* **COMPITO 1**
Nel brano fornito, quale parola ha trascritto il software al posto di «leciti»?

* **BRANO FORNITO**
Signore e signori, ecco l’audio dell’interrogatorio di Roberto Spinelli. Il lancio, forse non proprio un’esclusiva, è del Fatto Quotidiano, cui non par vero di poter istigare il suo popolo a emettere sentenze e chiedere manette. Ma la fonte prima è la giudice Paola Faggioni, la quale si è ritrovata davanti a un fatto meno singolare di quanto si creda. E cioè che il programma software usato dai pubblici ministeri di Genova per tradurre in iscritto il linguaggio parlato, abbia sbagliato. Ha preso “fischi per fiaschi”, ha detto l’avvocato Alessandro Vaccaro, legale di Roberto Spinelli, uno degli inquisiti dell’inchiesta genovese che ha portato agli arresti il governatore Giovanni Toti. Il suo assistito aveva detto che Toti voleva finanziamenti “leciti”. Il software ha trascritto “illeciti”. Un bell’amico del giaguaro! Il legale ha fatto correggere subito, ma ai magistrati non andava bene, volevano il Var. E va bene, mettiamoci tutti in curva Genoa-Samp. E Travaglio ha eretto a giudici i suoi tifosi. Proprio come i suoi antenati dell’Espresso, quando inserirono in un numero della rivista, mentre era in corso il rapimento di Aldo Moro da parte delle Brigate rosse, un dischetto che riproduceva la voce del telefonista che chiamava la casa del presidente della Dc per esplicitare le richieste e i ricatti del gruppo terroristico. Una bella istigazione al linciaggio, da società dell’untore, roba da seicento manzoniano. Cose del passato.

Il Var bacchetta i pm sulla trascrizione fake

Per fortuna il Var genovese dei giorni nostri si è mostrato più ragionevole degli stessi magistrati e ha detto pane al pane e vino al vino, ha rimesso le lucciole nei prati al posto delle lanterne e, per dirla con l’avvocato Vaccaro, i fischi nell’aria e i fiaschi in cantina. Ma era proprio necessaria questa scampagnata delle parti, dal momento che l’interpretazione autentica delle parole era già stata data da chi le aveva pronunciate, cioè l’imprenditore Roberto Spinelli? È chiaro che l’indagato è sempre una persona sospetta, altro che presunto innocente secondo la costituzione. E non parliamo di quell’intruso dell’avvocato, costretto ad andare con il cappello in mano nell’ufficio del giudice mentre il suo alter ego, l’altra parte processuale, il pm, non deve neanche bussare alla porta, gli basta premere la maniglia ed entrare.

* **DATI FORNITI**
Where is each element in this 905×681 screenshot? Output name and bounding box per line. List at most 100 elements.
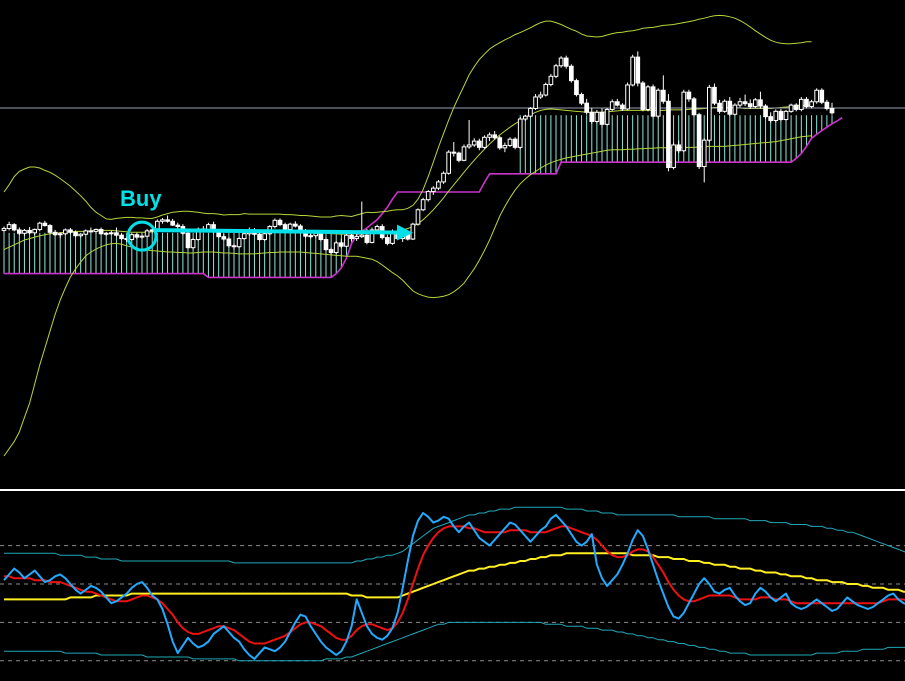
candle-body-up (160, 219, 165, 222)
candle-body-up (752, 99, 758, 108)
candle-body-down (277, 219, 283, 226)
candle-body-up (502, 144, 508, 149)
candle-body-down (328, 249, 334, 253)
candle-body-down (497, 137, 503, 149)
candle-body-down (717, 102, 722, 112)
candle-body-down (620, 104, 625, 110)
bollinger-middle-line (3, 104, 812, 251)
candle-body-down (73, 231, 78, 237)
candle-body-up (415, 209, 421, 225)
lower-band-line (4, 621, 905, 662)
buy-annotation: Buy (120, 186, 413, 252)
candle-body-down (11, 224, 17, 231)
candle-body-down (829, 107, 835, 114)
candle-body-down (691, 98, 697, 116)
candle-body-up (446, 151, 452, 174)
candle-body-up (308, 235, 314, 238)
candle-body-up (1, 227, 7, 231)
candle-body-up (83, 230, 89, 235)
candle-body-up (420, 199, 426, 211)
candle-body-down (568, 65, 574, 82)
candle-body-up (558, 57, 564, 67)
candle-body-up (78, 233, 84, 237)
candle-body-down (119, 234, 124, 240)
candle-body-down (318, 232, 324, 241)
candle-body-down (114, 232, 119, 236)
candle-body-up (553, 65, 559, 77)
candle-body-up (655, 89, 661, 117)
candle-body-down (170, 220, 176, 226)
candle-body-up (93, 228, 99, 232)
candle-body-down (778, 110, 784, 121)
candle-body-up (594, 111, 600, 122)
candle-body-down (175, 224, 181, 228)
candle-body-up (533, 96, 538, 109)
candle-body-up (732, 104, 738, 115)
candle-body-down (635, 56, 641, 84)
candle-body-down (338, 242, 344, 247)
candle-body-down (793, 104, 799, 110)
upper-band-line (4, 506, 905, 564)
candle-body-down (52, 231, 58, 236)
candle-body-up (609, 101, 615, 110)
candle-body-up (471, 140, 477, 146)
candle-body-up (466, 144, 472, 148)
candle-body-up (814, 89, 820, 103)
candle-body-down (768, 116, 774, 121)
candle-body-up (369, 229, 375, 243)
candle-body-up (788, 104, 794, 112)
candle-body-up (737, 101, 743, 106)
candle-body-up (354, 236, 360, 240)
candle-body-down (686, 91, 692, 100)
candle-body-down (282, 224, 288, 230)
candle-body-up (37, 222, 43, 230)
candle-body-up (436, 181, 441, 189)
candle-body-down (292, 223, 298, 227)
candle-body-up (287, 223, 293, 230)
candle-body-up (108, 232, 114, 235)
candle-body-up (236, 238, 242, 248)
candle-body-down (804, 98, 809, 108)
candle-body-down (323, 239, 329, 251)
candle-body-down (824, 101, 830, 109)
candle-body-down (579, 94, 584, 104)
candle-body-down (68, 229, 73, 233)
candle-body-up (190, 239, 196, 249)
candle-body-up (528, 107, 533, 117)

* **COMPITO 2**
Trascrivi in un elenco numerato le righe dei dati forniti che vanno da quella contenente "candle-body-up (160, 219, 165, 222)" a quella contenente "candle-body-down (778, 110, 784, 121)", entrambe incluse, omettendo le righe vuote.

* **RISULTATO ATTESO 1**
Il software ha trascritto «illeciti».

* **RISULTATO ATTESO 2**
1. candle-body-up (160, 219, 165, 222)
2. candle-body-up (752, 99, 758, 108)
3. candle-body-down (277, 219, 283, 226)
4. candle-body-up (502, 144, 508, 149)
5. candle-body-down (328, 249, 334, 253)
6. candle-body-down (497, 137, 503, 149)
7. candle-body-down (717, 102, 722, 112)
8. candle-body-down (620, 104, 625, 110)
9. bollinger-middle-line (3, 104, 812, 251)
10. candle-body-down (73, 231, 78, 237)
11. candle-body-up (415, 209, 421, 225)
12. lower-band-line (4, 621, 905, 662)
13. buy-annotation: Buy (120, 186, 413, 252)
14. candle-body-down (11, 224, 17, 231)
15. candle-body-down (829, 107, 835, 114)
16. candle-body-down (691, 98, 697, 116)
17. candle-body-up (446, 151, 452, 174)
18. candle-body-up (308, 235, 314, 238)
19. candle-body-up (1, 227, 7, 231)
20. candle-body-up (83, 230, 89, 235)
21. candle-body-up (420, 199, 426, 211)
22. candle-body-down (568, 65, 574, 82)
23. candle-body-up (558, 57, 564, 67)
24. candle-body-up (78, 233, 84, 237)
25. candle-body-down (119, 234, 124, 240)
26. candle-body-down (318, 232, 324, 241)
27. candle-body-down (114, 232, 119, 236)
28. candle-body-up (553, 65, 559, 77)
29. candle-body-up (655, 89, 661, 117)
30. candle-body-down (170, 220, 176, 226)
31. candle-body-up (93, 228, 99, 232)
32. candle-body-down (778, 110, 784, 121)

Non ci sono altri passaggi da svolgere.